說大家可能未必知道,復仇者聯盟的演員們其實靠著一樣祕密武器,支撐他們在長時間穿著厚重盔甲和裝備下,應付大量武打動作。據國外科技網站《GIZMODO》報導,漫威(Marvel)與美國功能性運動品牌 Under Armour 合作,為復仇者聯盟量身訂製祕密武器──高科技機能緊身衣,兼具保護力與舒適度。

Under Armour 以獨家高科技編織技術打造機能緊身衣,其結構為彈性透氣網層設計,能吸濕排汗並保持乾爽;強力伸縮布料貼身保暖,同時避免摩擦、防止肌肉過度緊繃而扭傷。Under Armour 的產品負責人 Neal Goldman 表示,這批機能緊身衣極具未來感,就像史塔克企業(Stark Industries)所出產的高科技產品那樣。

● 任務目標: 接著上面介紹復仇者聯盟演員機能緊身衣的這段文字續寫下去,從最後一句之後開始。

● 擷取資料:
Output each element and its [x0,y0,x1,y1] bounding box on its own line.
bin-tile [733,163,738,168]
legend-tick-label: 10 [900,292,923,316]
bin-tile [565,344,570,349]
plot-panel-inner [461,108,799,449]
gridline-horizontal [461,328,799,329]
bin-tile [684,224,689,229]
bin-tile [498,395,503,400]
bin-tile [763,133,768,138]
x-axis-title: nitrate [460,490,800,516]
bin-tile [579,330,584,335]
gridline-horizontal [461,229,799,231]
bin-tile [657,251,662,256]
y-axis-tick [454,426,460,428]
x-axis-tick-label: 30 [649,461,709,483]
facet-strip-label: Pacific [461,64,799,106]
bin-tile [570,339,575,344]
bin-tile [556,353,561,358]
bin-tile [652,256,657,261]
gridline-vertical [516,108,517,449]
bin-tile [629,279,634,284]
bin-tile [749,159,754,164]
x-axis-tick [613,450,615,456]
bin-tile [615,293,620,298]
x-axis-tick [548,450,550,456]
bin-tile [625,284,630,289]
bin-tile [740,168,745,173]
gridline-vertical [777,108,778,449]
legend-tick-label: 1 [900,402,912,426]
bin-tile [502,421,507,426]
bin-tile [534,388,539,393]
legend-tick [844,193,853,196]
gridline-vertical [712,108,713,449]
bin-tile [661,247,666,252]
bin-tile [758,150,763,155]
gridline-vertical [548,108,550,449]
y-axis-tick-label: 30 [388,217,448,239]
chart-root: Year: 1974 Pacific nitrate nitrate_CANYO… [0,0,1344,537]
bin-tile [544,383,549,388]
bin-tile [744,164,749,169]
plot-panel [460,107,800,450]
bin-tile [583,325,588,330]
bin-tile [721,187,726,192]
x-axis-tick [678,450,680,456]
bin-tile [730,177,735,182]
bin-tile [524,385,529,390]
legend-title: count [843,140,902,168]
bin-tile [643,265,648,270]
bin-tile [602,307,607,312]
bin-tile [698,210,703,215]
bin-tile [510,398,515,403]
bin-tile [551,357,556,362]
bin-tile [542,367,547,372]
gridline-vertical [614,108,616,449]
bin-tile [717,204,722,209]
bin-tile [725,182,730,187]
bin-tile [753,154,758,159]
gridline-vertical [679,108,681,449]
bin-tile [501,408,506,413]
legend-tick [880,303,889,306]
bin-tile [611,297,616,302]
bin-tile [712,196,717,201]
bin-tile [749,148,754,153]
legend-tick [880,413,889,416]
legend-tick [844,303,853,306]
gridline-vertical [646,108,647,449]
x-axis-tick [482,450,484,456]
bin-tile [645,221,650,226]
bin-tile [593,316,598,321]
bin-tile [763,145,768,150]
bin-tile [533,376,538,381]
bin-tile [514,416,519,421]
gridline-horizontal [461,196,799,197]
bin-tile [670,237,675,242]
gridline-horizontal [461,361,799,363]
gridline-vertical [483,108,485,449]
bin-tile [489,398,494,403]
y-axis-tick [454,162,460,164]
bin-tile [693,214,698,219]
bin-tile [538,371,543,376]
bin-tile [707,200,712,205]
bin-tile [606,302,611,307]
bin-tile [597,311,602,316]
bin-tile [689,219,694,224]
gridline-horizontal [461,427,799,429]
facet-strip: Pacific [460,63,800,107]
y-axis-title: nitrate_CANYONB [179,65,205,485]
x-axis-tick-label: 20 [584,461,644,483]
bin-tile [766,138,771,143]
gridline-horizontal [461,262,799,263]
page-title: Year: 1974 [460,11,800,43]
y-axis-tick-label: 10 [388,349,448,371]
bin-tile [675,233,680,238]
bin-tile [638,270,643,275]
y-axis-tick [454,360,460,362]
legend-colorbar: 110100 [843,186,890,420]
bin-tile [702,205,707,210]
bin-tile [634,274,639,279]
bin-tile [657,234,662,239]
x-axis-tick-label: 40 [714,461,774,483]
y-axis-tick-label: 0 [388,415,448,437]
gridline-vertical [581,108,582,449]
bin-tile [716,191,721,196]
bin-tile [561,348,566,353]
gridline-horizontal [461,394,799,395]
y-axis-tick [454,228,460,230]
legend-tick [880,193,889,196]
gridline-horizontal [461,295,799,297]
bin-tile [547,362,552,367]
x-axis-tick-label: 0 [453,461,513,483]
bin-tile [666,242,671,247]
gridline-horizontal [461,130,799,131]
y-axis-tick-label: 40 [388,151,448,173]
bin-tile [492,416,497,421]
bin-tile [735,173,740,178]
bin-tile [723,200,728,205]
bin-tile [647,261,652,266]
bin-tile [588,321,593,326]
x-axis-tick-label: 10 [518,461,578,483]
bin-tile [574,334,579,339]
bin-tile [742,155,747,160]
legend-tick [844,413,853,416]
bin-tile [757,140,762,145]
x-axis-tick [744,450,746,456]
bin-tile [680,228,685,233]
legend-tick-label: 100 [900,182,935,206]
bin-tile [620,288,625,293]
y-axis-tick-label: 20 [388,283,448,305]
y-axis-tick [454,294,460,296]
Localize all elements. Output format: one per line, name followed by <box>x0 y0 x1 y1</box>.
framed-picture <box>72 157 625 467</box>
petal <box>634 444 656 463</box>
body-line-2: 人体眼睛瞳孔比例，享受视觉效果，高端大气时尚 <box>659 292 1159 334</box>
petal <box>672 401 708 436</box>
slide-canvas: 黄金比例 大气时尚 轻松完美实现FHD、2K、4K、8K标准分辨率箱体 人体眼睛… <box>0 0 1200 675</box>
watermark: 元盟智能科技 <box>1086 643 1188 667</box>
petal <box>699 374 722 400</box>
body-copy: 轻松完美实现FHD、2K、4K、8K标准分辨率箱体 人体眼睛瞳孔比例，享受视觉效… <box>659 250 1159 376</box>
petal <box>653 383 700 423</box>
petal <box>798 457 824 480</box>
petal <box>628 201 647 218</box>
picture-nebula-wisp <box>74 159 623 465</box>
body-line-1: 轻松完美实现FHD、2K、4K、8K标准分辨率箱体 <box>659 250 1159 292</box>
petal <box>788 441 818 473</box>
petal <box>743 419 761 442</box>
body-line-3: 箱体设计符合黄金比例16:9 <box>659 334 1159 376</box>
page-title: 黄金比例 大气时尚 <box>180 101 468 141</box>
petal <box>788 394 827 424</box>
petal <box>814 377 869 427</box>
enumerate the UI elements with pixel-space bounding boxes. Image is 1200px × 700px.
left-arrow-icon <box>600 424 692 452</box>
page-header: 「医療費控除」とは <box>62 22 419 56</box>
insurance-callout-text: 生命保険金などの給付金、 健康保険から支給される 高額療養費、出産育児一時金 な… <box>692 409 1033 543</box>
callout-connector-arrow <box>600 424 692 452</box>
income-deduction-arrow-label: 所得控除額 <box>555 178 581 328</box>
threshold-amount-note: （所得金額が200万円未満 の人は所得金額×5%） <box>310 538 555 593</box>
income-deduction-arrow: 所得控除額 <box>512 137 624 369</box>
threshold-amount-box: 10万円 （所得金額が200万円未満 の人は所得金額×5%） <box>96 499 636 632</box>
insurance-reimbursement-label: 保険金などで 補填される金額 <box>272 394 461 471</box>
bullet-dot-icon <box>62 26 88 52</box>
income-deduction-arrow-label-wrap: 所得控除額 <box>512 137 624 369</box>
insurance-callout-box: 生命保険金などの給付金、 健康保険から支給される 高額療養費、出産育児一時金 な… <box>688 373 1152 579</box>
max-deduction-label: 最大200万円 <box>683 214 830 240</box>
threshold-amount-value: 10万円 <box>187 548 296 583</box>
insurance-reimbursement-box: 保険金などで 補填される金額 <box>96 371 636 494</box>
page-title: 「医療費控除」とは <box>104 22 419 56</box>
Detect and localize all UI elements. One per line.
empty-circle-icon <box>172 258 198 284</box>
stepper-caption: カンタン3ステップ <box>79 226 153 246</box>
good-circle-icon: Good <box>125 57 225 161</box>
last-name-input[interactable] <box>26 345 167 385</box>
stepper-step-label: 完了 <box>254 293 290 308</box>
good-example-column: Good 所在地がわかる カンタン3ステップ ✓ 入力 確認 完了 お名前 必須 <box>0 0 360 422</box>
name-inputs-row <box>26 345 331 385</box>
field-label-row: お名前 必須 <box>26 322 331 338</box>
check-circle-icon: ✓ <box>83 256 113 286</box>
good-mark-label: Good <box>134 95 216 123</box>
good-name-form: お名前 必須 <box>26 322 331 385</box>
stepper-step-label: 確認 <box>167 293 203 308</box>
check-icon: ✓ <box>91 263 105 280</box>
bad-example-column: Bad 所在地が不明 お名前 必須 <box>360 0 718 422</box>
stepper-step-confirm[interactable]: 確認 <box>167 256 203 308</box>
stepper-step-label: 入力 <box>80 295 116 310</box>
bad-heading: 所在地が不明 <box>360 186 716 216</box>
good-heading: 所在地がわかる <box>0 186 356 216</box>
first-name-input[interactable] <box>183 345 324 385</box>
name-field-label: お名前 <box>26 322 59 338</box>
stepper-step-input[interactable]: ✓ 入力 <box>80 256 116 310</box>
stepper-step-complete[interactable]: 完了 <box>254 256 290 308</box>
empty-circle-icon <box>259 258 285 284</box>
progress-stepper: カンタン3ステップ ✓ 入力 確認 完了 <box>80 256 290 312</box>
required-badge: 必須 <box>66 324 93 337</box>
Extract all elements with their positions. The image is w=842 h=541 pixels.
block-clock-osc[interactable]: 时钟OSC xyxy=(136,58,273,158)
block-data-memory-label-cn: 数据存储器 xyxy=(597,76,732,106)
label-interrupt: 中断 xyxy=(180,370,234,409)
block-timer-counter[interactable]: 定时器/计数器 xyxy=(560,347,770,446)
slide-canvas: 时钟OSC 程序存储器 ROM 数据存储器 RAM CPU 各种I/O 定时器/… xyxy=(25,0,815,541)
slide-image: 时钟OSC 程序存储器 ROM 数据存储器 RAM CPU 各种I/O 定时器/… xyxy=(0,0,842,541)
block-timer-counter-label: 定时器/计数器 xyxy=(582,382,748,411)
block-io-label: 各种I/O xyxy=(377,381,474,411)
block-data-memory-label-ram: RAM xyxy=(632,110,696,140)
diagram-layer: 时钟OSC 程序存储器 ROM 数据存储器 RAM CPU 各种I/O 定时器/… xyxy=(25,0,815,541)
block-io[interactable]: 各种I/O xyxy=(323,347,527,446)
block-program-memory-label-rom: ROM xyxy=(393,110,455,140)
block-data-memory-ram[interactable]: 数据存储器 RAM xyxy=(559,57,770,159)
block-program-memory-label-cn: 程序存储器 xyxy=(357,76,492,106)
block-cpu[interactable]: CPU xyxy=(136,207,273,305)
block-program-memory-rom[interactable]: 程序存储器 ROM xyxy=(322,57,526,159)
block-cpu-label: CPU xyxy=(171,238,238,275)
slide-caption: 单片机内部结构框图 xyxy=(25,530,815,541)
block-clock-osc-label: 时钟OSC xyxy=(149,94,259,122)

● 回答:
▲ Marvel 與 Under Armour 合作,為《復仇者聯盟 2》各要角設計機能緊身衣







▲ 快銀(Quicksilver)款式為長袖無縫流線型編織,能襯托該角色所擁有的高速能力


這次其實是漫威與 Under Armour 在《美國隊長2:酷寒戰士》(Captain America: The Winter Soldier)後,第二次攜手合作,設計由復仇者聯盟續集的服裝造型師 Alexandra Byrne 與漫威團隊操刀。漫威經過先前拍攝的經驗,深知機能緊身衣對演員的重要,尤其超級英雄們得長時間全副武裝戰鬥,緊身衣必須具有良好的保護性及舒適度才行。

▲ 美國隊長(Captain America)款式


▲ 雷神索爾(Thor)款式


▲ 鋼鐵人(Iron Man)款式


▲ 鷹眼(Hawkeye)款式


▲ 浩克(Hulk)款式(不是綠的?)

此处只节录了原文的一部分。